§ **The task**: Wherever the word "style" appears in the entries, copy the whole line.

BEGIN Provided material

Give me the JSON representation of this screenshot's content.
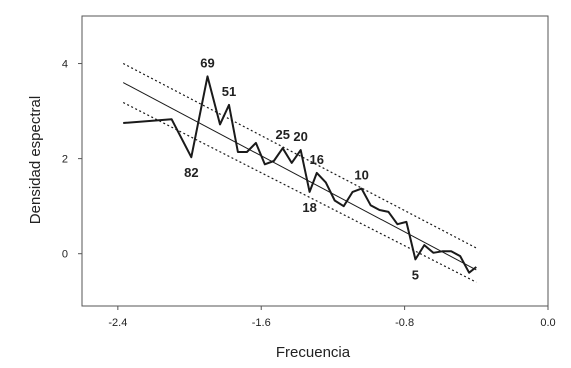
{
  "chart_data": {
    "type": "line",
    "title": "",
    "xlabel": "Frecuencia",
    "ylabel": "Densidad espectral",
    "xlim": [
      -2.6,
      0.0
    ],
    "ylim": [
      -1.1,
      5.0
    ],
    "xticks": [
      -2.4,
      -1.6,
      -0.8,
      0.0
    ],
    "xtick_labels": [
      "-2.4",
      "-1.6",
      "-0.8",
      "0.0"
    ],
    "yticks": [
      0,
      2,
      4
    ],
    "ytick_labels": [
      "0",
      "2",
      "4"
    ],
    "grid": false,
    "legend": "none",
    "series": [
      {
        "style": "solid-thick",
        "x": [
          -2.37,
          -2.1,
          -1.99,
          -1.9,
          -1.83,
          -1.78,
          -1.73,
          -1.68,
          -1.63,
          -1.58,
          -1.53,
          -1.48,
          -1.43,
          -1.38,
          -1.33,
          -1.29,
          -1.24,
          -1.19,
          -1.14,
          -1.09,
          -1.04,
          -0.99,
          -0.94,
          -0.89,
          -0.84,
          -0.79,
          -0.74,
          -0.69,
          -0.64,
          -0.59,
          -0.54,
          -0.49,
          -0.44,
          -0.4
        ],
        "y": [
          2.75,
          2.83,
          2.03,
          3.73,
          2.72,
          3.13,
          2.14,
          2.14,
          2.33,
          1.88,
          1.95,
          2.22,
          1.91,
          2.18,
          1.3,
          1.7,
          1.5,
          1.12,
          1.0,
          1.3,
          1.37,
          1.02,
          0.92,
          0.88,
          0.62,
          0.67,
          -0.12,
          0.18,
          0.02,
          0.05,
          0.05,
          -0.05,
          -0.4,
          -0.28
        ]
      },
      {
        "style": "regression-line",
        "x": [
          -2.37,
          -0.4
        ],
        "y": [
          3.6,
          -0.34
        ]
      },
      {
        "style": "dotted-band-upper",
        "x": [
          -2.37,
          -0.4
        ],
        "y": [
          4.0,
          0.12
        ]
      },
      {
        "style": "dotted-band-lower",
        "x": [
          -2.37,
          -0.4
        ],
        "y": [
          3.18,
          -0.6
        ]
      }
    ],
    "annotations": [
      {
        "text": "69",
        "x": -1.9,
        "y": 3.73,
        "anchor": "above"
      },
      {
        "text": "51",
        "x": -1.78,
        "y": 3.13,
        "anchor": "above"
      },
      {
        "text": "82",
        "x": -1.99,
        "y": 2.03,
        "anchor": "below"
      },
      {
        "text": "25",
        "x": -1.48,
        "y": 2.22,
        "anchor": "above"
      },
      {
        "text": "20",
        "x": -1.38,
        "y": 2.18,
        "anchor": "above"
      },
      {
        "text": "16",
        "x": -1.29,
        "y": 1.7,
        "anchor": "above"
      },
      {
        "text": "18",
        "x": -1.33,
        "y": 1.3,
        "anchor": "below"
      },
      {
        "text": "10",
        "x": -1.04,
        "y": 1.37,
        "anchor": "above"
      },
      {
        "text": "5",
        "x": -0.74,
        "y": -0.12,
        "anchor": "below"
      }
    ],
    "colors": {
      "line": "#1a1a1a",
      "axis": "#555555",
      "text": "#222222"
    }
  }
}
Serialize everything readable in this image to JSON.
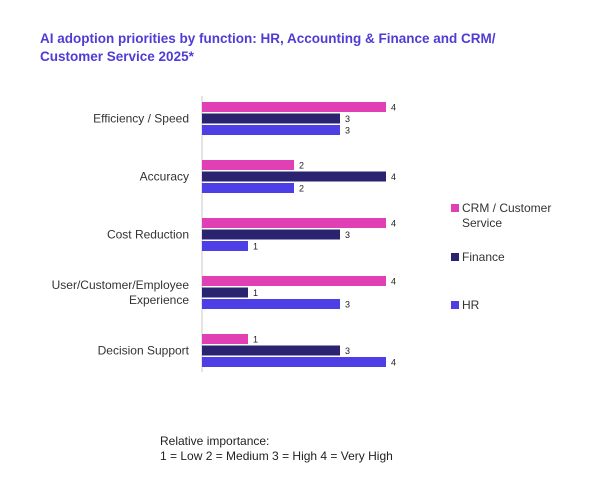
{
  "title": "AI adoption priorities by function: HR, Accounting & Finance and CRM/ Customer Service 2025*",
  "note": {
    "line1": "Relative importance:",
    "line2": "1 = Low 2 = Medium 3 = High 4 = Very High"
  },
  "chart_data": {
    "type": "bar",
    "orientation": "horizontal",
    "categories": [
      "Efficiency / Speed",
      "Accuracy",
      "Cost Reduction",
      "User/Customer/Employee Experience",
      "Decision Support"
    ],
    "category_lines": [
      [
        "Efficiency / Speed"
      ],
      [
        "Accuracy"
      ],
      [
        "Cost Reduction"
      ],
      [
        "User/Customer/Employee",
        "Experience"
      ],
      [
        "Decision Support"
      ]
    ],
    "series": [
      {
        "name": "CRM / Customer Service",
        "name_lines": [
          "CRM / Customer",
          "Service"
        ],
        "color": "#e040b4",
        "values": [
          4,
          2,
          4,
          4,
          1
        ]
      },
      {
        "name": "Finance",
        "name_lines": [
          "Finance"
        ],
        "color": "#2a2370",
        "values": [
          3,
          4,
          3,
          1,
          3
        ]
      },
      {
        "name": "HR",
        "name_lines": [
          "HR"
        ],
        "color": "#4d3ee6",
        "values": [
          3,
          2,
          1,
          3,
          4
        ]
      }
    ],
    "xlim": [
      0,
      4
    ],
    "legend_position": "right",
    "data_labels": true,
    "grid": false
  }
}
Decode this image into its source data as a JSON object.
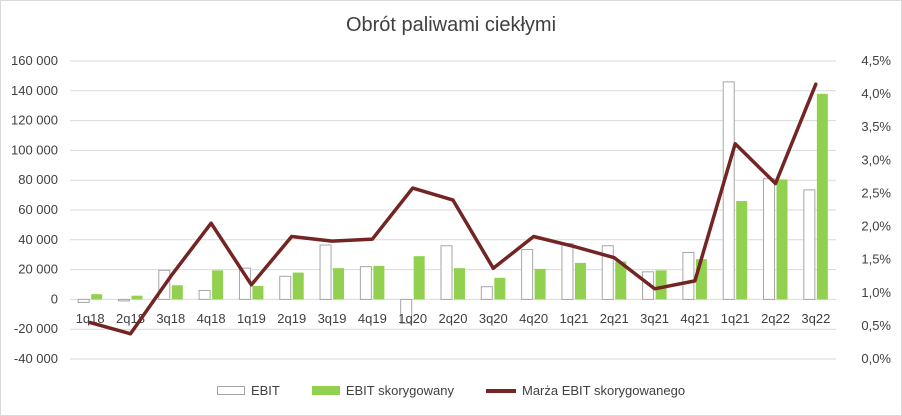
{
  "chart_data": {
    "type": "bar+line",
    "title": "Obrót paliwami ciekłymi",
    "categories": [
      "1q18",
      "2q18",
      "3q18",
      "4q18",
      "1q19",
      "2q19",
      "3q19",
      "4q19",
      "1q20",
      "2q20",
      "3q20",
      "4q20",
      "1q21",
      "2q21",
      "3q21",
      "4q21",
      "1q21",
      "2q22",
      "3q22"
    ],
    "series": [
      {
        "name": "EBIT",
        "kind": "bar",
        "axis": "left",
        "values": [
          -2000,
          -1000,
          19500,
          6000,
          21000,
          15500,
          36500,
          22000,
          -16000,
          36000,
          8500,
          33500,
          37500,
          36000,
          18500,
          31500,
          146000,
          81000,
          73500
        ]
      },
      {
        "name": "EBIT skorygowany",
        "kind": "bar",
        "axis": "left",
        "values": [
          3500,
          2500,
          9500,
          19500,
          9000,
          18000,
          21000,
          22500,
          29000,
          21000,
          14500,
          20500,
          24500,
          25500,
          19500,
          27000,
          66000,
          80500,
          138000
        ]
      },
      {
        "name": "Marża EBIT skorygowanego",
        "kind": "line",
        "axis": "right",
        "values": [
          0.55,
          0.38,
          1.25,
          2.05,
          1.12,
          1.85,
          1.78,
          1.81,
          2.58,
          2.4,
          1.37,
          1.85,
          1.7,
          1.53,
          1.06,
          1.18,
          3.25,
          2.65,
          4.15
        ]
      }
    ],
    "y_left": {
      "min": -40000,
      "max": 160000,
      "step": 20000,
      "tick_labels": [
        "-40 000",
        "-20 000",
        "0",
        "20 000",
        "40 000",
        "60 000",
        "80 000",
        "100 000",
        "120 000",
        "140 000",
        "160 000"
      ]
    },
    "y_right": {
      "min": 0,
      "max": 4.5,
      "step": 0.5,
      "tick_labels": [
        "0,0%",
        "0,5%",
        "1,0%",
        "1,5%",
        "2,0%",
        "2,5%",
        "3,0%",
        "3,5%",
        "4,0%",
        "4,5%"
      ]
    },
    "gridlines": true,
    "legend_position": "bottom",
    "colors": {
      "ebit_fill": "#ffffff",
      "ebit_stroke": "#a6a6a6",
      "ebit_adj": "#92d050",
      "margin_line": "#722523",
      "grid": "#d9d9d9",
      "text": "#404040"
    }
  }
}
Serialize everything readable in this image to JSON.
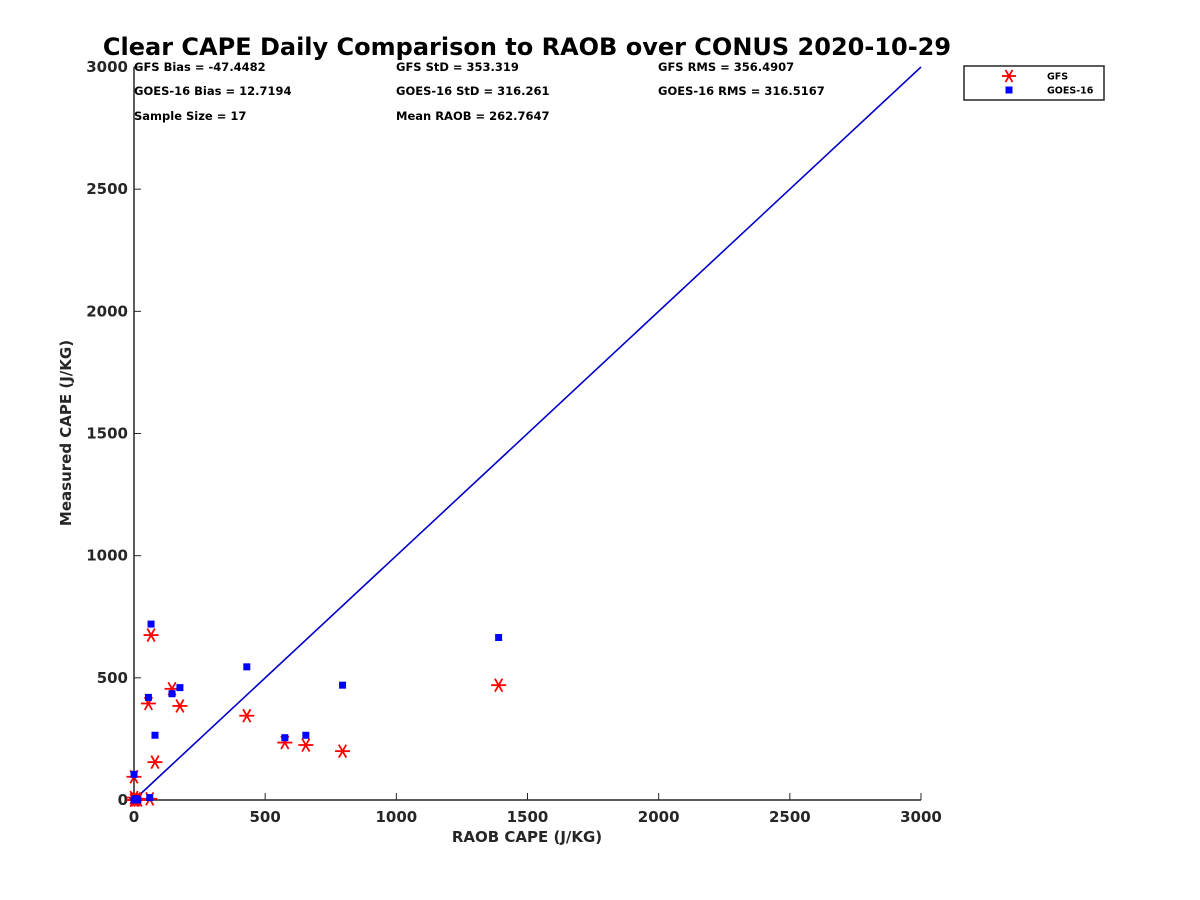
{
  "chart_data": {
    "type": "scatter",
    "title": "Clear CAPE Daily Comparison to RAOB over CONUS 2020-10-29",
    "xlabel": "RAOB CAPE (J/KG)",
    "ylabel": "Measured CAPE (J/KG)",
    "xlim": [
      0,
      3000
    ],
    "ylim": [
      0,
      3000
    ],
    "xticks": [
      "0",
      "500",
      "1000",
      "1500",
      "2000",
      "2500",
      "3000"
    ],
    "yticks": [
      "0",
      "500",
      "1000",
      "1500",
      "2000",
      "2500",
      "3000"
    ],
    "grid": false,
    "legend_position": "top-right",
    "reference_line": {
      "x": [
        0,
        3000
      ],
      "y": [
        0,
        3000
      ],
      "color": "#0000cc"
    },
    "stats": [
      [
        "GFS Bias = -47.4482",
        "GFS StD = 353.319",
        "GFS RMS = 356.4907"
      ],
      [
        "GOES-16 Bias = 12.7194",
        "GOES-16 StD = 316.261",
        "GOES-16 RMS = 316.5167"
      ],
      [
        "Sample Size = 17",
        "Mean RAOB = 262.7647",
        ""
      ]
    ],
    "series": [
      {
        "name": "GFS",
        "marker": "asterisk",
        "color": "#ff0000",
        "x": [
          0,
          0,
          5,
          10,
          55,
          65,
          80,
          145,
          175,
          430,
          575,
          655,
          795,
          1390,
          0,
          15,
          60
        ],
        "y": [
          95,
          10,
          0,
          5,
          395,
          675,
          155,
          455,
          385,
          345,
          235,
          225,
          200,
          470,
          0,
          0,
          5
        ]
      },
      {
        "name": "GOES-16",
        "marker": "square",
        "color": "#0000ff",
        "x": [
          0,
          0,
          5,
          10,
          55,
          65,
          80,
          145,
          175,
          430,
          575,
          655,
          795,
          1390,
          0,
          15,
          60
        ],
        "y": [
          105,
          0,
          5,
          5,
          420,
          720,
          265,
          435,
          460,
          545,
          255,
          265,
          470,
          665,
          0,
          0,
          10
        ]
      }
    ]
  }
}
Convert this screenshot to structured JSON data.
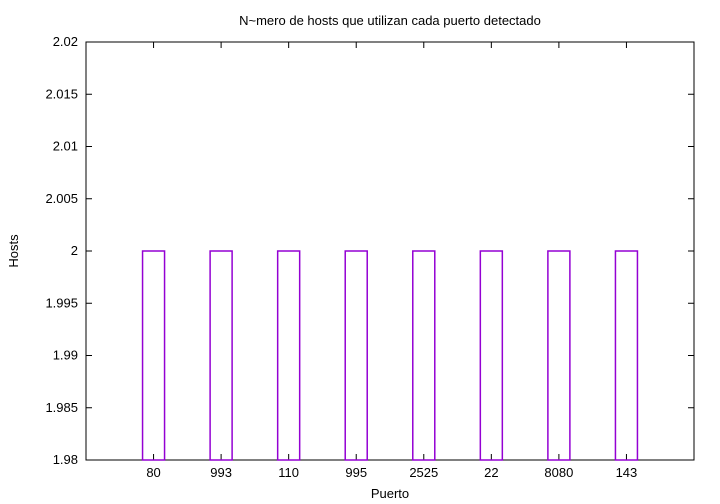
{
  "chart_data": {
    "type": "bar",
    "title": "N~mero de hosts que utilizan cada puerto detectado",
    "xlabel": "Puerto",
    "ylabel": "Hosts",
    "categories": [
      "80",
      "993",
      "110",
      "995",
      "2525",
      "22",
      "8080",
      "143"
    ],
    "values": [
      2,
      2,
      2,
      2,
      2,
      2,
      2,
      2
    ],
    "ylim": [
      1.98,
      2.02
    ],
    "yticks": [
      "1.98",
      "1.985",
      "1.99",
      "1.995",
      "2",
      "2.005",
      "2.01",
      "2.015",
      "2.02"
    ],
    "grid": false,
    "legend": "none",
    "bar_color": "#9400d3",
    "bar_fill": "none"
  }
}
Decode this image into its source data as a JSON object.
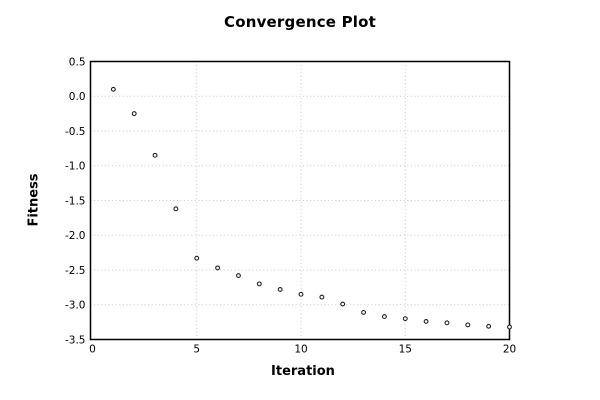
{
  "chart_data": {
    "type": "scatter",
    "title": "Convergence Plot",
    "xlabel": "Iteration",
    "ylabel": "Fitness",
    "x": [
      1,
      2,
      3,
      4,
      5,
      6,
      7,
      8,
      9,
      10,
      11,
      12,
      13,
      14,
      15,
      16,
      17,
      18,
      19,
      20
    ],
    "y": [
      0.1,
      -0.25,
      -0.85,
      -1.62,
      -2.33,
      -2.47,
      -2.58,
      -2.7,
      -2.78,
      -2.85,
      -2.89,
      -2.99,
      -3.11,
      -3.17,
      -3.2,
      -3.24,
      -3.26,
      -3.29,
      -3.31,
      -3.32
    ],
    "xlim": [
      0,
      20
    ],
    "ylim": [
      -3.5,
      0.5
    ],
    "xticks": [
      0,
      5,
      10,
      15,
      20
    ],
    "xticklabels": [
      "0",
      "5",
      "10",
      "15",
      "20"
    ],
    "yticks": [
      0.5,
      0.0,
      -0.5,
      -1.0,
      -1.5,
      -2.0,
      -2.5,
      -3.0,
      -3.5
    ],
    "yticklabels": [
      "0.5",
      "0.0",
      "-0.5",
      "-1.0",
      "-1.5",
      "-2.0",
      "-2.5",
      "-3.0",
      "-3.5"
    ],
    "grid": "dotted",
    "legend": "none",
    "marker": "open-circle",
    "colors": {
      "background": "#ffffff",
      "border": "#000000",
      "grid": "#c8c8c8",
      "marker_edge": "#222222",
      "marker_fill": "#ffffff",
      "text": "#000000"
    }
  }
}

END Provided material

§ **Answer**:
        "style": "solid-thick",
        "style": "regression-line",
        "style": "dotted-band-upper",
        "style": "dotted-band-lower",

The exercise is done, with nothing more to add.